╭─ DATA SUPPLIED

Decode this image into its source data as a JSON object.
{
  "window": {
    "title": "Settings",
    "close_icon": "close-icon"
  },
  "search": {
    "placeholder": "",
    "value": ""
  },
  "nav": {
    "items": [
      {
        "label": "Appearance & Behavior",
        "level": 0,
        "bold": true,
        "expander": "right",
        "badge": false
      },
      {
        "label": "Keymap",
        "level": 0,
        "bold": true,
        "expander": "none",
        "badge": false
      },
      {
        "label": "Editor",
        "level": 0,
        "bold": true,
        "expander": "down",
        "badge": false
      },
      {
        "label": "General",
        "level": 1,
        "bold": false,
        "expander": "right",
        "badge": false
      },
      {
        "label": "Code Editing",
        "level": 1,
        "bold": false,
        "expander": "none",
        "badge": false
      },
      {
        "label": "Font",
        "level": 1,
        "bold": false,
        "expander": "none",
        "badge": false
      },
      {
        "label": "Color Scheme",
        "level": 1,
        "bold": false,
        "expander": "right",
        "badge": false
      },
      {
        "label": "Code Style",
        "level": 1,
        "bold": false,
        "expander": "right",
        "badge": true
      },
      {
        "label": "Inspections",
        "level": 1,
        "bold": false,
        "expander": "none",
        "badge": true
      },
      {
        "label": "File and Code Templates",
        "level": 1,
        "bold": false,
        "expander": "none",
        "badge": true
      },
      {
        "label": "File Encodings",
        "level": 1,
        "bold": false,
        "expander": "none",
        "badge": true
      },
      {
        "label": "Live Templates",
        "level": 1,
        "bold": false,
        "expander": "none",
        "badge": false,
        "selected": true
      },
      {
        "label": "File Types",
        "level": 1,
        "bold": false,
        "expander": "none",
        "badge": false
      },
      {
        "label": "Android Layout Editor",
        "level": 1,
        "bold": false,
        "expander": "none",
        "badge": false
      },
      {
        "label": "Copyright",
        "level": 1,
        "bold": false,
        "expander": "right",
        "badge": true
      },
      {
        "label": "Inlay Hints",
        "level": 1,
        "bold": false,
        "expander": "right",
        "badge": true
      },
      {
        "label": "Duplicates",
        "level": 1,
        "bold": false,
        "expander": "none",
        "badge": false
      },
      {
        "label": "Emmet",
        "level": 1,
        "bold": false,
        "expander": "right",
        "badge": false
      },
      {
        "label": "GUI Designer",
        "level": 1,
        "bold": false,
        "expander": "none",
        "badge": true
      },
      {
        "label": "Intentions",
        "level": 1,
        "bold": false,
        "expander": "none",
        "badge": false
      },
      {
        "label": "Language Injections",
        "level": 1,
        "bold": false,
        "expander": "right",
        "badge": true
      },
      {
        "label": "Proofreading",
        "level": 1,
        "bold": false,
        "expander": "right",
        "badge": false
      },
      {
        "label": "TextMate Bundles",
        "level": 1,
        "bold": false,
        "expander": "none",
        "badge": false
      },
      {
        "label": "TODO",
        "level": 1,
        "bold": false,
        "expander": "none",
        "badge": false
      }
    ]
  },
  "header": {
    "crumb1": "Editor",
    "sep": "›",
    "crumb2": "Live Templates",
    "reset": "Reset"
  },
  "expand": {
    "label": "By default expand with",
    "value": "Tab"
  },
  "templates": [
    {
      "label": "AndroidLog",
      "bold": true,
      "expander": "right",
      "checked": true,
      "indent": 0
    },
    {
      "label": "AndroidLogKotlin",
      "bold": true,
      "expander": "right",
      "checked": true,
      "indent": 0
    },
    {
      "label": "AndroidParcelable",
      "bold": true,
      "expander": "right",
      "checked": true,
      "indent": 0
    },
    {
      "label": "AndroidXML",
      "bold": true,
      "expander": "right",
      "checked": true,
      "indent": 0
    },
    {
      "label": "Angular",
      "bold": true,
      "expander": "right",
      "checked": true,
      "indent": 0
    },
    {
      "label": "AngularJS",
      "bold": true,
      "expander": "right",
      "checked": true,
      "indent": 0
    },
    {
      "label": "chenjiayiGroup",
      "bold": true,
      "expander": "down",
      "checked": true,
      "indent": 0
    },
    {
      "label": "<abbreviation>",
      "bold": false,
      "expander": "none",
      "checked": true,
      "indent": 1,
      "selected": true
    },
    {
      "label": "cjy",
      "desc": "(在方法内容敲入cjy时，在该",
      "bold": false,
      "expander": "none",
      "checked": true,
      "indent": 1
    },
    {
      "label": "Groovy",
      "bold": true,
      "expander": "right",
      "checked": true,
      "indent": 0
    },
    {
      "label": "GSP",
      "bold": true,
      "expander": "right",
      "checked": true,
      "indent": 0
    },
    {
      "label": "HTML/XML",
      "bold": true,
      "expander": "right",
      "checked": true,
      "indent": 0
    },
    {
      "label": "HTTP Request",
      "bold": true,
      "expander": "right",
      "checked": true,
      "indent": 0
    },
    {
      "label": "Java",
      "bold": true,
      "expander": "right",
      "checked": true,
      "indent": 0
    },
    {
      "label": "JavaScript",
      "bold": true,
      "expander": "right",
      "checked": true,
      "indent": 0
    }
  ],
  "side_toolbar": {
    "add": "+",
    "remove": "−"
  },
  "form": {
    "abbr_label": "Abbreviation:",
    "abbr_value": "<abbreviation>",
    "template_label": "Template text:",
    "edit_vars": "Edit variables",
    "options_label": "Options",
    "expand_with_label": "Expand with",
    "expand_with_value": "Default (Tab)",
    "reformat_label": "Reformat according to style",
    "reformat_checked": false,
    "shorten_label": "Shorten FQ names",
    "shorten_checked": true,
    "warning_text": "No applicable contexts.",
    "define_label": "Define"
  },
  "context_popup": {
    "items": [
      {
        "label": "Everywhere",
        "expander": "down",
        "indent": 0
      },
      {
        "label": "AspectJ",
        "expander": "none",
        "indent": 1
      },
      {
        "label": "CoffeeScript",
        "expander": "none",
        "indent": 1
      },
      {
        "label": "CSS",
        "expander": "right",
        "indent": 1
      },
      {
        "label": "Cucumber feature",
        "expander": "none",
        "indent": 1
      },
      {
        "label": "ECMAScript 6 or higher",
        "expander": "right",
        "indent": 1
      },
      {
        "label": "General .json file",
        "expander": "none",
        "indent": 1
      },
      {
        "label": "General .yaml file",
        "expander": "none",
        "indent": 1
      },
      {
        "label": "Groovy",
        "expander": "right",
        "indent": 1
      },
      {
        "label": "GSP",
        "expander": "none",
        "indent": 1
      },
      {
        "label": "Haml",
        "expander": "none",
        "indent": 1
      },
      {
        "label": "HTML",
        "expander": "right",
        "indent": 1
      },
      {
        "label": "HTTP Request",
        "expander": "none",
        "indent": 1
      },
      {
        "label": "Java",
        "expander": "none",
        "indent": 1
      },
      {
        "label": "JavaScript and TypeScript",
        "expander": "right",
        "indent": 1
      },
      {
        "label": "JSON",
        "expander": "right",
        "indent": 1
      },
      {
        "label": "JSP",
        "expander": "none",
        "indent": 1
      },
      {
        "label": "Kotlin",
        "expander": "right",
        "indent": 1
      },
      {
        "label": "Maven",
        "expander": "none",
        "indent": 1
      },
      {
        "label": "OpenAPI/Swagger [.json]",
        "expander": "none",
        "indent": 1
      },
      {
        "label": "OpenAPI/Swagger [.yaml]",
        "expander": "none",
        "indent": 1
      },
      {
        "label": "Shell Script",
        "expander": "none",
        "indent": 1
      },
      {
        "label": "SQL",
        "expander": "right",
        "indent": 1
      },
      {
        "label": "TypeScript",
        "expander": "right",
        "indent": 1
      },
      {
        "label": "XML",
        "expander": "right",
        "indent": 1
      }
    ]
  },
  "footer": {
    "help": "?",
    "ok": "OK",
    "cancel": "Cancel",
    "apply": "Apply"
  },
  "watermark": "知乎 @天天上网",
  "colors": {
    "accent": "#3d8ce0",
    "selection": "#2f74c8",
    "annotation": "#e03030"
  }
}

╰─

Return each line that includes "General".

        "label": "General",
        "label": "General .json file",
        "label": "General .yaml file",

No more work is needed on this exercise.